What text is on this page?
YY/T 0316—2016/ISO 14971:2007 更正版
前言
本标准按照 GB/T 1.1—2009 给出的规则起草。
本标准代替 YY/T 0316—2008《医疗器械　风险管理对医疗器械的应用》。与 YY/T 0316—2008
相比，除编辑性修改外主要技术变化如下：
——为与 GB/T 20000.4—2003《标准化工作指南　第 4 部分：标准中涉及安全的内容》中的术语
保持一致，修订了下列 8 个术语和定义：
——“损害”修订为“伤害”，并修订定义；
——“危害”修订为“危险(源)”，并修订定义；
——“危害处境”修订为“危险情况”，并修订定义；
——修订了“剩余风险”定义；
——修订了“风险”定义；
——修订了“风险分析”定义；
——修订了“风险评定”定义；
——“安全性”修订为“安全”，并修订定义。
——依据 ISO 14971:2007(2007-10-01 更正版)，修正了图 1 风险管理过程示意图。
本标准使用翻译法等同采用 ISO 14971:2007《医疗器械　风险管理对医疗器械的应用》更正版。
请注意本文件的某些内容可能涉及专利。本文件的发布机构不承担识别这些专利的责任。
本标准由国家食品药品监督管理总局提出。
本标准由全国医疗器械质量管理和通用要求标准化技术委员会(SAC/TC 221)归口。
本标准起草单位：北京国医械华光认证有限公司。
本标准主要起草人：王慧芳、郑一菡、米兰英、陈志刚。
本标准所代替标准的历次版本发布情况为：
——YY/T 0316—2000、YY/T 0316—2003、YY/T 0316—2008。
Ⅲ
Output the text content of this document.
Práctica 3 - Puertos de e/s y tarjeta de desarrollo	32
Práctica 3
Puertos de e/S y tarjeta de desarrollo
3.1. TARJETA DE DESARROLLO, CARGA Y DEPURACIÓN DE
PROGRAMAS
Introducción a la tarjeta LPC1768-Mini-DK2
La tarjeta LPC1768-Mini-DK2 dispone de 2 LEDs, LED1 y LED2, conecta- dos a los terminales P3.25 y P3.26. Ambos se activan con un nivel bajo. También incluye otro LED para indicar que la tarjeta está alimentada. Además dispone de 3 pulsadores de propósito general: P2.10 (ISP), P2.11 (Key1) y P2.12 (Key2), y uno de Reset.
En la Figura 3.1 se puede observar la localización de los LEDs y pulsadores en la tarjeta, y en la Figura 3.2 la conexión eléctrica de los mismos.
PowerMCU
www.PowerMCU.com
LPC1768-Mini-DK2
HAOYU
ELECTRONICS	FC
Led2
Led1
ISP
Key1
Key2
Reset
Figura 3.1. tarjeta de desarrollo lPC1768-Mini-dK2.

◆ ◆ ◆

**The exercise**
Retype every entry word for word.

**Result**
What text is on this page?
YY/T 0316—2016/ISO 14971:2007 更正版
前言
本标准按照 GB/T 1.1—2009 给出的规则起草。
本标准代替 YY/T 0316—2008《医疗器械　风险管理对医疗器械的应用》。与 YY/T 0316—2008
相比，除编辑性修改外主要技术变化如下：
——为与 GB/T 20000.4—2003《标准化工作指南　第 4 部分：标准中涉及安全的内容》中的术语
保持一致，修订了下列 8 个术语和定义：
——“损害”修订为“伤害”，并修订定义；
——“危害”修订为“危险(源)”，并修订定义；
——“危害处境”修订为“危险情况”，并修订定义；
——修订了“剩余风险”定义；
——修订了“风险”定义；
——修订了“风险分析”定义；
——修订了“风险评定”定义；
——“安全性”修订为“安全”，并修订定义。
——依据 ISO 14971:2007(2007-10-01 更正版)，修正了图 1 风险管理过程示意图。
本标准使用翻译法等同采用 ISO 14971:2007《医疗器械　风险管理对医疗器械的应用》更正版。
请注意本文件的某些内容可能涉及专利。本文件的发布机构不承担识别这些专利的责任。
本标准由国家食品药品监督管理总局提出。
本标准由全国医疗器械质量管理和通用要求标准化技术委员会(SAC/TC 221)归口。
本标准起草单位：北京国医械华光认证有限公司。
本标准主要起草人：王慧芳、郑一菡、米兰英、陈志刚。
本标准所代替标准的历次版本发布情况为：
——YY/T 0316—2000、YY/T 0316—2003、YY/T 0316—2008。
Ⅲ
Output the text content of this document.
Práctica 3 - Puertos de e/s y tarjeta de desarrollo	32
Práctica 3
Puertos de e/S y tarjeta de desarrollo
3.1. TARJETA DE DESARROLLO, CARGA Y DEPURACIÓN DE
PROGRAMAS
Introducción a la tarjeta LPC1768-Mini-DK2
La tarjeta LPC1768-Mini-DK2 dispone de 2 LEDs, LED1 y LED2, conecta- dos a los terminales P3.25 y P3.26. Ambos se activan con un nivel bajo. También incluye otro LED para indicar que la tarjeta está alimentada. Además dispone de 3 pulsadores de propósito general: P2.10 (ISP), P2.11 (Key1) y P2.12 (Key2), y uno de Reset.
En la Figura 3.1 se puede observar la localización de los LEDs y pulsadores en la tarjeta, y en la Figura 3.2 la conexión eléctrica de los mismos.
PowerMCU
www.PowerMCU.com
LPC1768-Mini-DK2
HAOYU
ELECTRONICS	FC
Led2
Led1
ISP
Key1
Key2
Reset
Figura 3.1. tarjeta de desarrollo lPC1768-Mini-dK2.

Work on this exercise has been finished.